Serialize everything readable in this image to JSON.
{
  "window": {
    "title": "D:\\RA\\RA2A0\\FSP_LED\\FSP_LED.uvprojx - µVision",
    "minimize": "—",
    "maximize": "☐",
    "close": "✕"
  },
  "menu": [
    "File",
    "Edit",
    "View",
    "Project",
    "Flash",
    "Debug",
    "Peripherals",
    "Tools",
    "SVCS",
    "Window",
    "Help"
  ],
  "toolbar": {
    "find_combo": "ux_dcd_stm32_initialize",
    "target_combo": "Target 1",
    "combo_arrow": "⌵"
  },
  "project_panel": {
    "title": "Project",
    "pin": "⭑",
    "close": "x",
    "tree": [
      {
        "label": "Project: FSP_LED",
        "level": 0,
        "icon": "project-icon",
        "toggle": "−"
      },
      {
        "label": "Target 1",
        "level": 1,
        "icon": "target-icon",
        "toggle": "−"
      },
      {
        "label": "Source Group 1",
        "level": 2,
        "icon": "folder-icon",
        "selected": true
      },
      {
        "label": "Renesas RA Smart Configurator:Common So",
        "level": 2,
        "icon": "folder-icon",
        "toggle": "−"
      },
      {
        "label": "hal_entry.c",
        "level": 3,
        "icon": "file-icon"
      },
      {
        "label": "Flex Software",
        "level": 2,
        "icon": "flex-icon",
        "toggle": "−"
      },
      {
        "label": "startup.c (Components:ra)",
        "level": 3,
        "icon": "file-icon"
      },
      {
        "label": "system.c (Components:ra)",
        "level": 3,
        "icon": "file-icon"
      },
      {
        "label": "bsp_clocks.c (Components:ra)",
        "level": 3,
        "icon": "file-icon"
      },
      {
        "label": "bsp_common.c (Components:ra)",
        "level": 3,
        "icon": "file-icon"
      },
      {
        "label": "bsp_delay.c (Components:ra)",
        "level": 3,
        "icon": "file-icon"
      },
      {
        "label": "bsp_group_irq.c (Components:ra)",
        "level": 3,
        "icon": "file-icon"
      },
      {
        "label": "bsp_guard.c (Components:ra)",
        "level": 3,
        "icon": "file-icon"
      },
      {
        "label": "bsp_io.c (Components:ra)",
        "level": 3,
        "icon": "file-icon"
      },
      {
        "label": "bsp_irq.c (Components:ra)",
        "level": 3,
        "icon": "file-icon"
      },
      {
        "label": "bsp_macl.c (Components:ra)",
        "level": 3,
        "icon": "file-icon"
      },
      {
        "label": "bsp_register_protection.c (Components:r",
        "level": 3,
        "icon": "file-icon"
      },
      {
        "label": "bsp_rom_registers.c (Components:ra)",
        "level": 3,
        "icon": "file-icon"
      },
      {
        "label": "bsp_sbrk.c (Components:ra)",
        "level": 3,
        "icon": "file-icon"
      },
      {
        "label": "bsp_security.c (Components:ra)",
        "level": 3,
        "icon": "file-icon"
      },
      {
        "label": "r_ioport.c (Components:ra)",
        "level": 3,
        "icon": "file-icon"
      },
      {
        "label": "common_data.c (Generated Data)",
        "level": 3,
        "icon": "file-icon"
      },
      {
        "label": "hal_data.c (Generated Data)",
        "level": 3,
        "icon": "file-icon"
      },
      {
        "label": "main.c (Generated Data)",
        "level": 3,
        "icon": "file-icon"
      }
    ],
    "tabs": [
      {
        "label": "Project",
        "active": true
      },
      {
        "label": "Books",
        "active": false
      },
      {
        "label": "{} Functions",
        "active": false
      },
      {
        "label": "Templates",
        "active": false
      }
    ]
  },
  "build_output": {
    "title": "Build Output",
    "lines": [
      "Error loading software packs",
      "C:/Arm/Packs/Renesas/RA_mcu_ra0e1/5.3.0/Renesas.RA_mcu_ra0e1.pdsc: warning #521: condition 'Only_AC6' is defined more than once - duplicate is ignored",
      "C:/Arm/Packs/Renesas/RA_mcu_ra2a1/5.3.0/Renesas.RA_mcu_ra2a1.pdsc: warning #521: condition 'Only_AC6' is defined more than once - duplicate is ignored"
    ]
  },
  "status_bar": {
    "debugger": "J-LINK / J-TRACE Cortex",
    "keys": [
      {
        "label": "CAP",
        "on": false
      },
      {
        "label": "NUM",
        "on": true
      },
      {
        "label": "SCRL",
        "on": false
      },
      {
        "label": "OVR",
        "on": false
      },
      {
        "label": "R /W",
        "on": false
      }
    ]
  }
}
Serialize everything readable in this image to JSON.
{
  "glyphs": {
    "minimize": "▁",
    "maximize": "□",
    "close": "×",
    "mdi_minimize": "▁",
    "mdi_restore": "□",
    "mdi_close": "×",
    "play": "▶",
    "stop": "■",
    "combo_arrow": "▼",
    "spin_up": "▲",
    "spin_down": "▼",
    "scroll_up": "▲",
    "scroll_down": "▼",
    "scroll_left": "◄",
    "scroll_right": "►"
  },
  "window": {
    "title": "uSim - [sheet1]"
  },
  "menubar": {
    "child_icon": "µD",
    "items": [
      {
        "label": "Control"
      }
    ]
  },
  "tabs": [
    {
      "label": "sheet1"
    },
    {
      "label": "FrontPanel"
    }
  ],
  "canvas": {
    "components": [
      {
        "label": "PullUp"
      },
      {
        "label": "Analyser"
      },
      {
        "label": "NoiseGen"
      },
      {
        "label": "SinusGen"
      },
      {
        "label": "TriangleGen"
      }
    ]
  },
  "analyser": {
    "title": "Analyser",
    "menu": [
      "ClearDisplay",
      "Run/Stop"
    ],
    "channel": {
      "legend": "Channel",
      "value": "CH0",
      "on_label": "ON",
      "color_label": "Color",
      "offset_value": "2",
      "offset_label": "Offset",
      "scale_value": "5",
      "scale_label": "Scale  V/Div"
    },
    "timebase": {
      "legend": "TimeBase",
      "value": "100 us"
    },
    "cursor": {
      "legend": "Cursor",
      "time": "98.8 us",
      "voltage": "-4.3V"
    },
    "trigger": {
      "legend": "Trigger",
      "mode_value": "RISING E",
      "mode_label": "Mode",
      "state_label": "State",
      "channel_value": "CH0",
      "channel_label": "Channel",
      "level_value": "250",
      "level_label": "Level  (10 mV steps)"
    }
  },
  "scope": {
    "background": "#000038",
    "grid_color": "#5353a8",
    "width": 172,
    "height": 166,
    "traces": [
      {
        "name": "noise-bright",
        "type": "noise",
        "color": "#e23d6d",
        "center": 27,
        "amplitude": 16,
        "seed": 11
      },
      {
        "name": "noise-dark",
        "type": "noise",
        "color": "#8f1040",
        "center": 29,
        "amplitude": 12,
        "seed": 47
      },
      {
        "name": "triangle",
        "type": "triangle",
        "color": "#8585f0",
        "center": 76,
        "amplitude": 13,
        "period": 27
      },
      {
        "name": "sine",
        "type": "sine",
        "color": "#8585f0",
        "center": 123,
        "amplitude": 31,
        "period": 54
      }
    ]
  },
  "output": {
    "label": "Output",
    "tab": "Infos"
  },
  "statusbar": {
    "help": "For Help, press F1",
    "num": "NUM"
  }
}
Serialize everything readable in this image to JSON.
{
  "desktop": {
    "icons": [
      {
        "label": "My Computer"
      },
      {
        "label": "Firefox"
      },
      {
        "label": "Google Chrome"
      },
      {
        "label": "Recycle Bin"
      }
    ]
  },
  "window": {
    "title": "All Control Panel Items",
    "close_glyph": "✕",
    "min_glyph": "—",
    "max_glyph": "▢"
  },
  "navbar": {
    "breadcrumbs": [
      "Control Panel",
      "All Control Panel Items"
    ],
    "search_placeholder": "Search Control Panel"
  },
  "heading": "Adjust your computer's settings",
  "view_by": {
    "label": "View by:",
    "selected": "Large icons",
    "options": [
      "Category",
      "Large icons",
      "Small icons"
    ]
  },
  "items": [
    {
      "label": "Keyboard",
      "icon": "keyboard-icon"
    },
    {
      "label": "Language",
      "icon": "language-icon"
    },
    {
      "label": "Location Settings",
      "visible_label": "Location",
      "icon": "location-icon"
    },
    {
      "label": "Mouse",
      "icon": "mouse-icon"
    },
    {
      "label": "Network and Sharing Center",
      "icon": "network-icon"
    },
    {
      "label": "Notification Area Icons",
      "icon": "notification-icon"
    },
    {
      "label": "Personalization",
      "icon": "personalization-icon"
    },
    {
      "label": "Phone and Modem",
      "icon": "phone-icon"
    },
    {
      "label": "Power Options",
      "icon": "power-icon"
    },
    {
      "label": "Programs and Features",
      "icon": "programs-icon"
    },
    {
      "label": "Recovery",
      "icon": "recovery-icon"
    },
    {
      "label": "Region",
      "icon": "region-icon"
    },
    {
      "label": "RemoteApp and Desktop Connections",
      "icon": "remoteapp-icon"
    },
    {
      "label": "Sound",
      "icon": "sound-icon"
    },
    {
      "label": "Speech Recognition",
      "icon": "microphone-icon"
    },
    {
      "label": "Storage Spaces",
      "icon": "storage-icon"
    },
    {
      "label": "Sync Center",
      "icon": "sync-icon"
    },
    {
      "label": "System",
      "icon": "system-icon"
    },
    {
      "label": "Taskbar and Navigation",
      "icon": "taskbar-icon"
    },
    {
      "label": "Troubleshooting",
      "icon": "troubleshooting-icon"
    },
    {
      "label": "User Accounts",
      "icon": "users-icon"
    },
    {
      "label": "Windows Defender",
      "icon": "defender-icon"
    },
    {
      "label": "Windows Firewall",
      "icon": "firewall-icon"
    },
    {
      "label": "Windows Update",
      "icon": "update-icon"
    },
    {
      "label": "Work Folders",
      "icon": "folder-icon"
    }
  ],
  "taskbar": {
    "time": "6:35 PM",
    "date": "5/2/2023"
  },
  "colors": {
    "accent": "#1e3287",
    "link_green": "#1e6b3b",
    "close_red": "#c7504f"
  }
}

# Exercise objective
Copy, from the material above, each line in which the string "warning" occurs.

# Full response
      "C:/Arm/Packs/Renesas/RA_mcu_ra0e1/5.3.0/Renesas.RA_mcu_ra0e1.pdsc: warning #521: condition 'Only_AC6' is defined more than once - duplicate is ignored",
      "C:/Arm/Packs/Renesas/RA_mcu_ra2a1/5.3.0/Renesas.RA_mcu_ra2a1.pdsc: warning #521: condition 'Only_AC6' is defined more than once - duplicate is ignored"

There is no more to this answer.